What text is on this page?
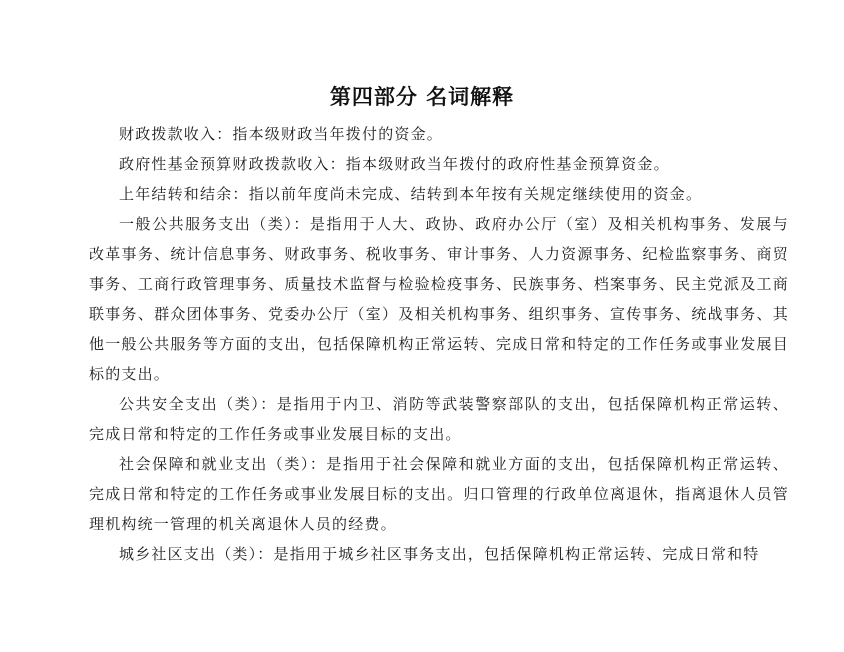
第四部分 名词解释

财政拨款收入：指本级财政当年拨付的资金。

政府性基金预算财政拨款收入：指本级财政当年拨付的政府性基金预算资金。

上年结转和结余：指以前年度尚未完成、结转到本年按有关规定继续使用的资金。

一般公共服务支出（类）：是指用于人大、政协、政府办公厅（室）及相关机构事务、发展与改革事务、统计信息事务、财政事务、税收事务、审计事务、人力资源事务、纪检监察事务、商贸事务、工商行政管理事务、质量技术监督与检验检疫事务、民族事务、档案事务、民主党派及工商联事务、群众团体事务、党委办公厅（室）及相关机构事务、组织事务、宣传事务、统战事务、其他一般公共服务等方面的支出，包括保障机构正常运转、完成日常和特定的工作任务或事业发展目标的支出。

公共安全支出（类）：是指用于内卫、消防等武装警察部队的支出，包括保障机构正常运转、完成日常和特定的工作任务或事业发展目标的支出。

社会保障和就业支出（类）：是指用于社会保障和就业方面的支出，包括保障机构正常运转、完成日常和特定的工作任务或事业发展目标的支出。归口管理的行政单位离退休，指离退休人员管理机构统一管理的机关离退休人员的经费。

城乡社区支出（类）：是指用于城乡社区事务支出，包括保障机构正常运转、完成日常和特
- - - -
— Set exercise —
Quote the records above in full, dropping each picture.

— Response —
What text is on this page?
第四部分 名词解释

财政拨款收入：指本级财政当年拨付的资金。

政府性基金预算财政拨款收入：指本级财政当年拨付的政府性基金预算资金。

上年结转和结余：指以前年度尚未完成、结转到本年按有关规定继续使用的资金。

一般公共服务支出（类）：是指用于人大、政协、政府办公厅（室）及相关机构事务、发展与改革事务、统计信息事务、财政事务、税收事务、审计事务、人力资源事务、纪检监察事务、商贸事务、工商行政管理事务、质量技术监督与检验检疫事务、民族事务、档案事务、民主党派及工商联事务、群众团体事务、党委办公厅（室）及相关机构事务、组织事务、宣传事务、统战事务、其他一般公共服务等方面的支出，包括保障机构正常运转、完成日常和特定的工作任务或事业发展目标的支出。

公共安全支出（类）：是指用于内卫、消防等武装警察部队的支出，包括保障机构正常运转、完成日常和特定的工作任务或事业发展目标的支出。

社会保障和就业支出（类）：是指用于社会保障和就业方面的支出，包括保障机构正常运转、完成日常和特定的工作任务或事业发展目标的支出。归口管理的行政单位离退休，指离退休人员管理机构统一管理的机关离退休人员的经费。

城乡社区支出（类）：是指用于城乡社区事务支出，包括保障机构正常运转、完成日常和特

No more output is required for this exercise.